▸ **FRAGMENTO CITADO**
----------------

El coronavirus, un subproducto de la globalización, ha logrado lo que los populismos de diverso signo llevan intentando sin éxito durante varios años, a saber: ponerle coto al proceso globalizador. Debido a la emergencia sanitaria, los gobiernos han decretado el cierre de fronteras, la paralización de los intercambios comerciales y el control de los movimientos de la población.

Todo ello ataca la línea de flotación del proceso globalizador, por cuanto se genera un repliegue de las naciones sobre sí mismas y se recuperan el mensaje emocional de «nuestro país, primero» que tan diluido se había quedado cuando pensábamos que formábamos parte de la «aldea global».

----------------

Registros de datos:
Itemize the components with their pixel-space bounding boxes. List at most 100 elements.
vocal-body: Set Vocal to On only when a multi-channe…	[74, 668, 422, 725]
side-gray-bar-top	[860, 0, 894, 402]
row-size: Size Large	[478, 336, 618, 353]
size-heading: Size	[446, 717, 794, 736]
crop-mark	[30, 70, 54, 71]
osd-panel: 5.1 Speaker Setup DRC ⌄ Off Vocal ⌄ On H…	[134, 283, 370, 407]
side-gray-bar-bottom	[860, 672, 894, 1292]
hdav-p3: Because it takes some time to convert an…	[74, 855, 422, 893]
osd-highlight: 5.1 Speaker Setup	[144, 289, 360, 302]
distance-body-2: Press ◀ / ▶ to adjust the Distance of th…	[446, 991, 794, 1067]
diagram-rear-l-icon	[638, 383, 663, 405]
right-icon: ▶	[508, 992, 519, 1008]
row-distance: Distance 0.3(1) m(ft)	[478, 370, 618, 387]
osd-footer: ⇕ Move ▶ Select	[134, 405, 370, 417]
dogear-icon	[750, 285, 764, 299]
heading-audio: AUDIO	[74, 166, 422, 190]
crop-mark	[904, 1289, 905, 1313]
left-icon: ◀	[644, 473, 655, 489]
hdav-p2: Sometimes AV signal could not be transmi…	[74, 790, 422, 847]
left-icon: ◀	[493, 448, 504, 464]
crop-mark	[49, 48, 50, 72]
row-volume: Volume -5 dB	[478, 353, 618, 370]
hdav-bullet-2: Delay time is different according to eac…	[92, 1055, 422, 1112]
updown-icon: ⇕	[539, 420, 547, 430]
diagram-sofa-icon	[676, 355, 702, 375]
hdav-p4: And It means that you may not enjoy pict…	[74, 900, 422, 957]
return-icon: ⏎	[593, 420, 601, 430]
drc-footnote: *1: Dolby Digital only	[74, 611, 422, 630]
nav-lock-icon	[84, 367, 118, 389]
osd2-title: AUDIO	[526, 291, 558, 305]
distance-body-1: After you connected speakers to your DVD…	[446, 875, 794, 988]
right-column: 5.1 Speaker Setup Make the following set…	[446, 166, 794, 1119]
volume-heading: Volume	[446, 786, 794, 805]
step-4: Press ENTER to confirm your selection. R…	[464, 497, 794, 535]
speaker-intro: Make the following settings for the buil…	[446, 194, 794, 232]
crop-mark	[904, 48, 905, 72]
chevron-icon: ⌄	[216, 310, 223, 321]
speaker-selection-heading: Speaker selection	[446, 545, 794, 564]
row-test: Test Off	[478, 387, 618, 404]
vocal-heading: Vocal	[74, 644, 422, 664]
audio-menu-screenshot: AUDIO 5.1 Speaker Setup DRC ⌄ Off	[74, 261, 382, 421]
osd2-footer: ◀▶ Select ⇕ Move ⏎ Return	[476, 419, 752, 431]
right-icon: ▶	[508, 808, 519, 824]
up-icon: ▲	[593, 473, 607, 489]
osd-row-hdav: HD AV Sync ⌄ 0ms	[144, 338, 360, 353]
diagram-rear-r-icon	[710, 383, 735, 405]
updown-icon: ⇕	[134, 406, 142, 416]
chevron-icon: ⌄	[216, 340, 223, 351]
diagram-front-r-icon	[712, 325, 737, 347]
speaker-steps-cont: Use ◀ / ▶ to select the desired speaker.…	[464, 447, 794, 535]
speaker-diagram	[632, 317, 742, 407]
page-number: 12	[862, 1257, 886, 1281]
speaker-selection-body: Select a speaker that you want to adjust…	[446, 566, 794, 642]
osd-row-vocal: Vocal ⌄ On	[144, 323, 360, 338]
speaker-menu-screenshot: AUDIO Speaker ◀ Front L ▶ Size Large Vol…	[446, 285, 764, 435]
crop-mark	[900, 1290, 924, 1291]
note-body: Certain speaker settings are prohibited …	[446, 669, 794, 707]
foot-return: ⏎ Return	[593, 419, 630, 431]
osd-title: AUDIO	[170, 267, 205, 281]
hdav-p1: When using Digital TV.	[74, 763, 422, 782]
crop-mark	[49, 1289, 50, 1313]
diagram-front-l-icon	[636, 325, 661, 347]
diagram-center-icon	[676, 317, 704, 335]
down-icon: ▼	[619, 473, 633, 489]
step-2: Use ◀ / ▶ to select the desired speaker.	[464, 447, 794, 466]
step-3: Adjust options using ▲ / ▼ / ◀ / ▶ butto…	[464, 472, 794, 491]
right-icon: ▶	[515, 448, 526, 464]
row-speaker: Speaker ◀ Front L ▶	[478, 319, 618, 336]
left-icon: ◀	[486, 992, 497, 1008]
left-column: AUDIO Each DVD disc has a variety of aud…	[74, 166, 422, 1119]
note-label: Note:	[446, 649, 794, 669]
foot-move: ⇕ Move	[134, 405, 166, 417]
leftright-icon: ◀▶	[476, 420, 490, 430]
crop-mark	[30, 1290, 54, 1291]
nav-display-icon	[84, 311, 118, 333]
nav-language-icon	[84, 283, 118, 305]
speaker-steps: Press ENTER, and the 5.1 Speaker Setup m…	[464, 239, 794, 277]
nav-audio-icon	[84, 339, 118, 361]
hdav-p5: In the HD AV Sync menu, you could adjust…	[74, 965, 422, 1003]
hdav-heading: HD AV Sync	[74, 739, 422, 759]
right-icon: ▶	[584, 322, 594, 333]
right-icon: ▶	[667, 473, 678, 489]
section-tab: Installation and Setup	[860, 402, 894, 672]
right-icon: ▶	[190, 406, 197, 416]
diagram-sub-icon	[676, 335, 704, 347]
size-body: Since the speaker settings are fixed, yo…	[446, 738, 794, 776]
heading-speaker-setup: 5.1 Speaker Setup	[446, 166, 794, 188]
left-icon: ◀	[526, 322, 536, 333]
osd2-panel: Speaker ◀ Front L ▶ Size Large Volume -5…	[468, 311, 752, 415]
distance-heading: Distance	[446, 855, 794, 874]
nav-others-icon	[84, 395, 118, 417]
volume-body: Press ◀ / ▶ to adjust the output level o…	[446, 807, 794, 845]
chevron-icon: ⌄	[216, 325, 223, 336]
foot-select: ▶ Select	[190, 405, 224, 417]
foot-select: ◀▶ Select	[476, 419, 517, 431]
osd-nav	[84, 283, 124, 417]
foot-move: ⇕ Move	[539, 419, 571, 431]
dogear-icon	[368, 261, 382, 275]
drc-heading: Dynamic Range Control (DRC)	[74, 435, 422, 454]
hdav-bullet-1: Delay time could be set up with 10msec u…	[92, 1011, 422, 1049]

----------------

▸ **ENUNCIADO**
Escribe la continuación del texto sobre el coronavirus y la globalización a partir de su última oración. Los registros constituyen un material independiente del texto.

▸ **RESULTADO DE TAREA**
No sabemos si es una reacción pasajera y si todo volverá a ser igual cuando pase el coronavirus. Pero en este momento, y ante la perspectiva de que esto puede durar, tenemos la sensación de que es un cambio de gran calado que está afectando a nuestro modelo de relaciones sociales, y por supuesto al orden económico internacional.

Del teletrabajo a la suspensión de celebraciones

Algunas empresas han decidido poner en marcha planes generalizados de teletrabajo, y otras aún no lo han hecho por no estar técnicamente preparadas para ello. Todas están decididas a aplicar expedientes de regulación temporal de empleo (ERTE) para hacer frente a la pérdida de actividad. Los autónomos ven con verdadero pánico cómo se paraliza su negocio al no tener ninguna red de seguridad que los ampare. En España, las medidas económicas del Gobierno puede que ayuden, pero sus resultados son inciertos.

Hay preocupación en la gente, pero hasta ahora está reaccionando con sensatez, salvo algunos comportamientos extemporáneos relativos al acaparamiento.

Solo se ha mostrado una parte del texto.